## AIM:
Copy the records below exactly, leaving out any pictures.

____

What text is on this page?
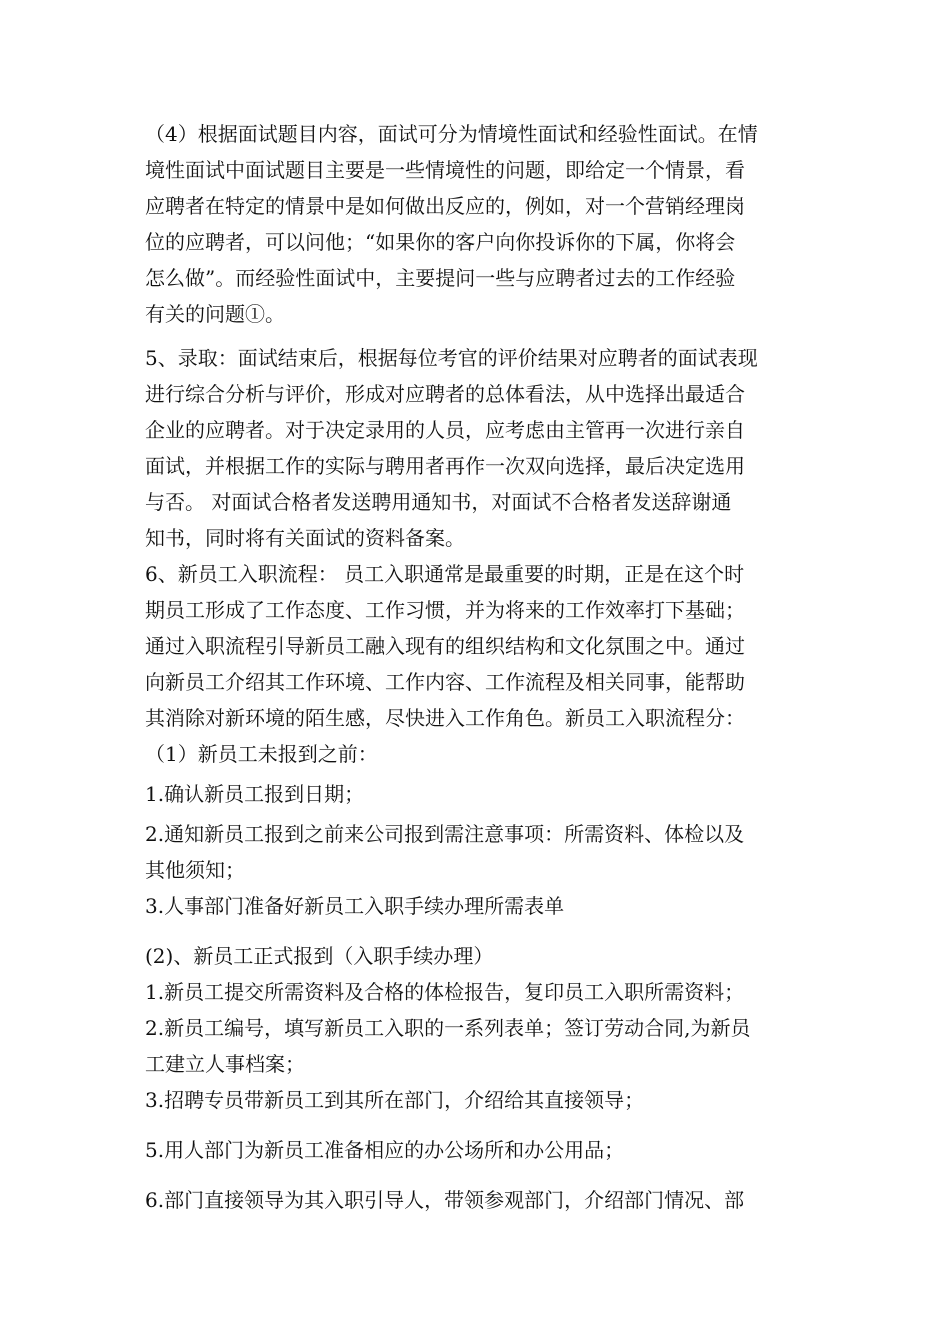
（4）根据面试题目内容，面试可分为情境性面试和经验性面试。在情
境性面试中面试题目主要是一些情境性的问题，即给定一个情景，看
应聘者在特定的情景中是如何做出反应的，例如，对一个营销经理岗
位的应聘者，可以问他；“如果你的客户向你投诉你的下属，你将会
怎么做”。而经验性面试中，主要提问一些与应聘者过去的工作经验
有关的问题①。
5、录取：面试结束后，根据每位考官的评价结果对应聘者的面试表现
进行综合分析与评价，形成对应聘者的总体看法，从中选择出最适合
企业的应聘者。对于决定录用的人员，应考虑由主管再一次进行亲自
面试，并根据工作的实际与聘用者再作一次双向选择，最后决定选用
与否。 对面试合格者发送聘用通知书，对面试不合格者发送辞谢通
知书，同时将有关面试的资料备案。
6、新员工入职流程： 员工入职通常是最重要的时期，正是在这个时
期员工形成了工作态度、工作习惯，并为将来的工作效率打下基础；
通过入职流程引导新员工融入现有的组织结构和文化氛围之中。通过
向新员工介绍其工作环境、工作内容、工作流程及相关同事，能帮助
其消除对新环境的陌生感，尽快进入工作角色。新员工入职流程分：
（1）新员工未报到之前：
1.确认新员工报到日期；
2.通知新员工报到之前来公司报到需注意事项：所需资料、体检以及
其他须知；
3.人事部门准备好新员工入职手续办理所需表单
(2)、新员工正式报到（入职手续办理）
1.新员工提交所需资料及合格的体检报告，复印员工入职所需资料；
2.新员工编号，填写新员工入职的一系列表单；签订劳动合同,为新员
工建立人事档案；
3.招聘专员带新员工到其所在部门，介绍给其直接领导；
5.用人部门为新员工准备相应的办公场所和办公用品；
6.部门直接领导为其入职引导人，带领参观部门，介绍部门情况、部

____

## FINAL RESULT:
What text is on this page?
（4）根据面试题目内容，面试可分为情境性面试和经验性面试。在情
境性面试中面试题目主要是一些情境性的问题，即给定一个情景，看
应聘者在特定的情景中是如何做出反应的，例如，对一个营销经理岗
位的应聘者，可以问他；“如果你的客户向你投诉你的下属，你将会
怎么做”。而经验性面试中，主要提问一些与应聘者过去的工作经验
有关的问题①。
5、录取：面试结束后，根据每位考官的评价结果对应聘者的面试表现
进行综合分析与评价，形成对应聘者的总体看法，从中选择出最适合
企业的应聘者。对于决定录用的人员，应考虑由主管再一次进行亲自
面试，并根据工作的实际与聘用者再作一次双向选择，最后决定选用
与否。 对面试合格者发送聘用通知书，对面试不合格者发送辞谢通
知书，同时将有关面试的资料备案。
6、新员工入职流程： 员工入职通常是最重要的时期，正是在这个时
期员工形成了工作态度、工作习惯，并为将来的工作效率打下基础；
通过入职流程引导新员工融入现有的组织结构和文化氛围之中。通过
向新员工介绍其工作环境、工作内容、工作流程及相关同事，能帮助
其消除对新环境的陌生感，尽快进入工作角色。新员工入职流程分：
（1）新员工未报到之前：
1.确认新员工报到日期；
2.通知新员工报到之前来公司报到需注意事项：所需资料、体检以及
其他须知；
3.人事部门准备好新员工入职手续办理所需表单
(2)、新员工正式报到（入职手续办理）
1.新员工提交所需资料及合格的体检报告，复印员工入职所需资料；
2.新员工编号，填写新员工入职的一系列表单；签订劳动合同,为新员
工建立人事档案；
3.招聘专员带新员工到其所在部门，介绍给其直接领导；
5.用人部门为新员工准备相应的办公场所和办公用品；
6.部门直接领导为其入职引导人，带领参观部门，介绍部门情况、部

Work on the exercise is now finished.